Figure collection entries
● ● ● ● ● ● ●
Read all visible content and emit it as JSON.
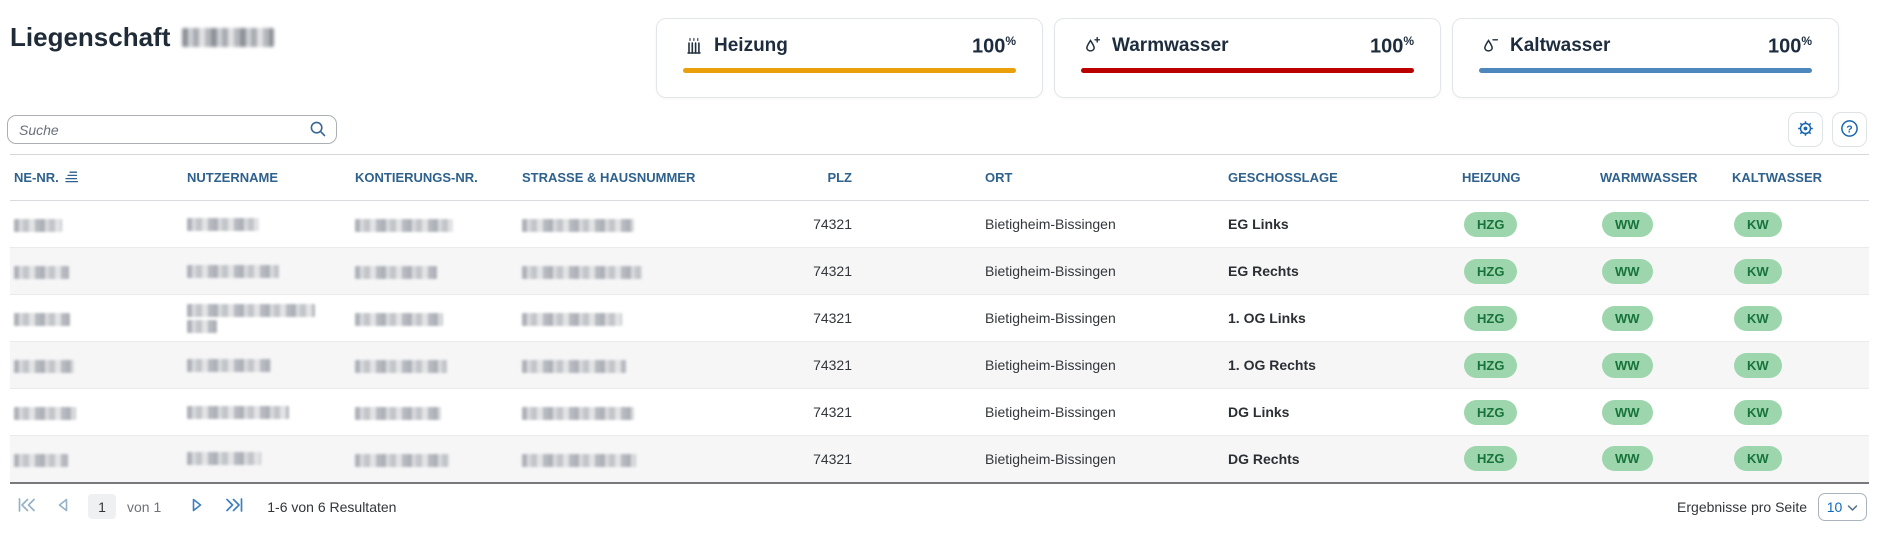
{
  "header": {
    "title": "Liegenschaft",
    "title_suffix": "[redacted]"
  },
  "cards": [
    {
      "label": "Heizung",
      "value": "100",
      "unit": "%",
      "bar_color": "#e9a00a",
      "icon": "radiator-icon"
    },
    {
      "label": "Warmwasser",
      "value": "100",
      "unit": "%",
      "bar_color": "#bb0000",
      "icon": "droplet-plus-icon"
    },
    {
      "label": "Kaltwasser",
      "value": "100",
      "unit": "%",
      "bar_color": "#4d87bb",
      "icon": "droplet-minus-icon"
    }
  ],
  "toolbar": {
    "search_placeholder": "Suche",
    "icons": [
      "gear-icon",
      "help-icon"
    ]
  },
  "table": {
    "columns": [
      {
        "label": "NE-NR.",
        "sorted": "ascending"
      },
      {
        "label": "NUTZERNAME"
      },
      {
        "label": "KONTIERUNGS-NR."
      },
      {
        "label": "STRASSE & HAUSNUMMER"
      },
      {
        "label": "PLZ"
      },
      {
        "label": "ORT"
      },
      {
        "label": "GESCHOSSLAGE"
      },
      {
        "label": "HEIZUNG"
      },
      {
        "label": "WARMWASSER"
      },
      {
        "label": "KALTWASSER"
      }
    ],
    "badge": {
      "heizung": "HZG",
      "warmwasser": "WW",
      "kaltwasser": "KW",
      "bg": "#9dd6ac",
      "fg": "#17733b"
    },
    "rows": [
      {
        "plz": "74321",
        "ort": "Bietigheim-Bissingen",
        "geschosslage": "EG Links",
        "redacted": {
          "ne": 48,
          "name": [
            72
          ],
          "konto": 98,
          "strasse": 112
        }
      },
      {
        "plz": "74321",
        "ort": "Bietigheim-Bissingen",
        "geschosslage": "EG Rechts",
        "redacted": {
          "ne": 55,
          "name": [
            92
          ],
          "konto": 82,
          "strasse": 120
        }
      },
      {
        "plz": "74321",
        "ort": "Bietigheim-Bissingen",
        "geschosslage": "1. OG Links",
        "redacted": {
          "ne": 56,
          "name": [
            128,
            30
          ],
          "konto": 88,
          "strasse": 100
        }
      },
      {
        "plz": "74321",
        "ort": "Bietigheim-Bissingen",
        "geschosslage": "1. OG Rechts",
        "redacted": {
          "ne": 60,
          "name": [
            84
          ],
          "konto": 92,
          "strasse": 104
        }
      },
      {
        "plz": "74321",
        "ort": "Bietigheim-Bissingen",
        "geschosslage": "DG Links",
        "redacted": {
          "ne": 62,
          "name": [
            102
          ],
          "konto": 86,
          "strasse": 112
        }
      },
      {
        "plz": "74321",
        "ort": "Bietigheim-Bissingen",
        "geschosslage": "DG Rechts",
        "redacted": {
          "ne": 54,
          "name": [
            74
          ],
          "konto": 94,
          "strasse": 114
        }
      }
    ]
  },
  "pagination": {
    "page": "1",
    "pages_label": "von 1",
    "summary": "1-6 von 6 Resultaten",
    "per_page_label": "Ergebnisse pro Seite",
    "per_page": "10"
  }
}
● ● ● ● ● ● ●
--- What is being asked ---
Return the material word for word. Pictures are not part of the copy.

--- Answer to the exercise ---
Read all visible content and emit it as JSON.
{
  "header": {
    "title": "Liegenschaft",
    "title_suffix": "[redacted]"
  },
  "cards": [
    {
      "label": "Heizung",
      "value": "100",
      "unit": "%",
      "bar_color": "#e9a00a",
      "icon": "radiator-icon"
    },
    {
      "label": "Warmwasser",
      "value": "100",
      "unit": "%",
      "bar_color": "#bb0000",
      "icon": "droplet-plus-icon"
    },
    {
      "label": "Kaltwasser",
      "value": "100",
      "unit": "%",
      "bar_color": "#4d87bb",
      "icon": "droplet-minus-icon"
    }
  ],
  "toolbar": {
    "search_placeholder": "Suche",
    "icons": [
      "gear-icon",
      "help-icon"
    ]
  },
  "table": {
    "columns": [
      {
        "label": "NE-NR.",
        "sorted": "ascending"
      },
      {
        "label": "NUTZERNAME"
      },
      {
        "label": "KONTIERUNGS-NR."
      },
      {
        "label": "STRASSE & HAUSNUMMER"
      },
      {
        "label": "PLZ"
      },
      {
        "label": "ORT"
      },
      {
        "label": "GESCHOSSLAGE"
      },
      {
        "label": "HEIZUNG"
      },
      {
        "label": "WARMWASSER"
      },
      {
        "label": "KALTWASSER"
      }
    ],
    "badge": {
      "heizung": "HZG",
      "warmwasser": "WW",
      "kaltwasser": "KW",
      "bg": "#9dd6ac",
      "fg": "#17733b"
    },
    "rows": [
      {
        "plz": "74321",
        "ort": "Bietigheim-Bissingen",
        "geschosslage": "EG Links",
        "redacted": {
          "ne": 48,
          "name": [
            72
          ],
          "konto": 98,
          "strasse": 112
        }
      },
      {
        "plz": "74321",
        "ort": "Bietigheim-Bissingen",
        "geschosslage": "EG Rechts",
        "redacted": {
          "ne": 55,
          "name": [
            92
          ],
          "konto": 82,
          "strasse": 120
        }
      },
      {
        "plz": "74321",
        "ort": "Bietigheim-Bissingen",
        "geschosslage": "1. OG Links",
        "redacted": {
          "ne": 56,
          "name": [
            128,
            30
          ],
          "konto": 88,
          "strasse": 100
        }
      },
      {
        "plz": "74321",
        "ort": "Bietigheim-Bissingen",
        "geschosslage": "1. OG Rechts",
        "redacted": {
          "ne": 60,
          "name": [
            84
          ],
          "konto": 92,
          "strasse": 104
        }
      },
      {
        "plz": "74321",
        "ort": "Bietigheim-Bissingen",
        "geschosslage": "DG Links",
        "redacted": {
          "ne": 62,
          "name": [
            102
          ],
          "konto": 86,
          "strasse": 112
        }
      },
      {
        "plz": "74321",
        "ort": "Bietigheim-Bissingen",
        "geschosslage": "DG Rechts",
        "redacted": {
          "ne": 54,
          "name": [
            74
          ],
          "konto": 94,
          "strasse": 114
        }
      }
    ]
  },
  "pagination": {
    "page": "1",
    "pages_label": "von 1",
    "summary": "1-6 von 6 Resultaten",
    "per_page_label": "Ergebnisse pro Seite",
    "per_page": "10"
  }
}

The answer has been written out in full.